#### Source material
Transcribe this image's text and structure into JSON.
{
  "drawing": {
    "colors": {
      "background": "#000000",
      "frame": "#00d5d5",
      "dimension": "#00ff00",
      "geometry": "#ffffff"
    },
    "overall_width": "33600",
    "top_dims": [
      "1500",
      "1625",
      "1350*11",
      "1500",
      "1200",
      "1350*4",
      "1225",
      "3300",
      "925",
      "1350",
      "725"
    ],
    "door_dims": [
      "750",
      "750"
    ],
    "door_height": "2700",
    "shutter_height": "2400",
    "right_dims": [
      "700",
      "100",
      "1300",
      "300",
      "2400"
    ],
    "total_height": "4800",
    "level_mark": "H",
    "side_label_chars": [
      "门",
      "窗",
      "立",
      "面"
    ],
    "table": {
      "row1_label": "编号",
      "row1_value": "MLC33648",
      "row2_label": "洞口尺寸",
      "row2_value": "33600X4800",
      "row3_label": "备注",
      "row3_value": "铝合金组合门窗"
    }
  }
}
########
| Prompt |
Copy all of the material word for word.

| Written reply |
Transcribe this image's text and structure into JSON.
{
  "drawing": {
    "colors": {
      "background": "#000000",
      "frame": "#00d5d5",
      "dimension": "#00ff00",
      "geometry": "#ffffff"
    },
    "overall_width": "33600",
    "top_dims": [
      "1500",
      "1625",
      "1350*11",
      "1500",
      "1200",
      "1350*4",
      "1225",
      "3300",
      "925",
      "1350",
      "725"
    ],
    "door_dims": [
      "750",
      "750"
    ],
    "door_height": "2700",
    "shutter_height": "2400",
    "right_dims": [
      "700",
      "100",
      "1300",
      "300",
      "2400"
    ],
    "total_height": "4800",
    "level_mark": "H",
    "side_label_chars": [
      "门",
      "窗",
      "立",
      "面"
    ],
    "table": {
      "row1_label": "编号",
      "row1_value": "MLC33648",
      "row2_label": "洞口尺寸",
      "row2_value": "33600X4800",
      "row3_label": "备注",
      "row3_value": "铝合金组合门窗"
    }
  }
}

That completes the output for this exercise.